__Text block__
CPB-Project: Safeguarding competition and equal access to Central Purchasing Bodies’ agreements

The research project will investigate and analyse whether central purchasing bodies’ agreements are safeguarding the aim of the procurement rules and find new ways of creating competitive and flexible agreements.

Central purchasing bodies (CPBs) conduct procurement procedures on behalf of other contracting authorities. Aggregated procurement can lead to better prices and quality for contracting authorities and ultimately for the tax payers. On top of this, the individual contracting authority will save a significant amount of transaction costs by not conducting procurement procedures themselves. However, this type of purchasing have often preferences for contracts with a single supplier in order to lower transaction costs, and this puts economic operators in a position in which they need to work together in order to be able to bid for the agreement – and such cooperation can be seen as an anticompetitive agreement (Art. 101 TFEU). Other potential negative effects of aggregation are linked to excessive concentration of purchasing power and collusion, as well as a reduction of market access opportunities for SMEs. This research project seeks to clarify the rules and analyse how competition can be ensured.

The project is divided into 4 work packages:

 

 

WP1: CPB perspective: Laying down a comprehensive assessment of CPBs’ types of agreements and their legal set up, including the potential for taking into account environmental and social considerations.

__The tasks__
1/ Repeat the passage from the project description on central purchasing bodies starting at "CPB-Project: Safeguarding competition" and ending at "and flexible agreements.".
2/ For each statement, say whether the project description on central purchasing bodies agrees with it, and quote the words that decide it: (a) Central purchasing bodies carry out procurement procedures for other contracting authorities. (b) The project has five work packages. (c) Cooperation among economic operators to bid for an agreement can be seen as an anticompetitive agreement.

__Data shown__
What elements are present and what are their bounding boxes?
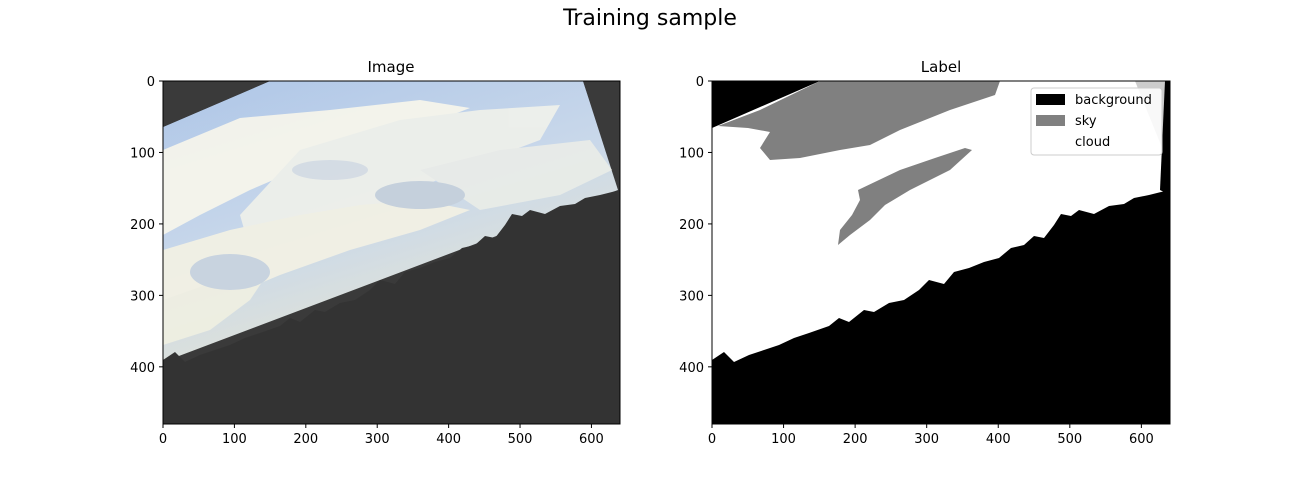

__Answers to the tasks__
1/
CPB-Project: Safeguarding competition and equal access to Central Purchasing Bodies’ agreements

The research project will investigate and analyse whether central purchasing bodies’ agreements are safeguarding the aim of the procurement rules and find new ways of creating competitive and flexible agreements.

2/
(a) Yes: "Central purchasing bodies (CPBs) conduct procurement procedures on behalf of other contracting authorities."
(b) No: "The project is divided into 4 work packages"
(c) Yes: "such cooperation can be seen as an anticompetitive agreement (Art. 101 TFEU)"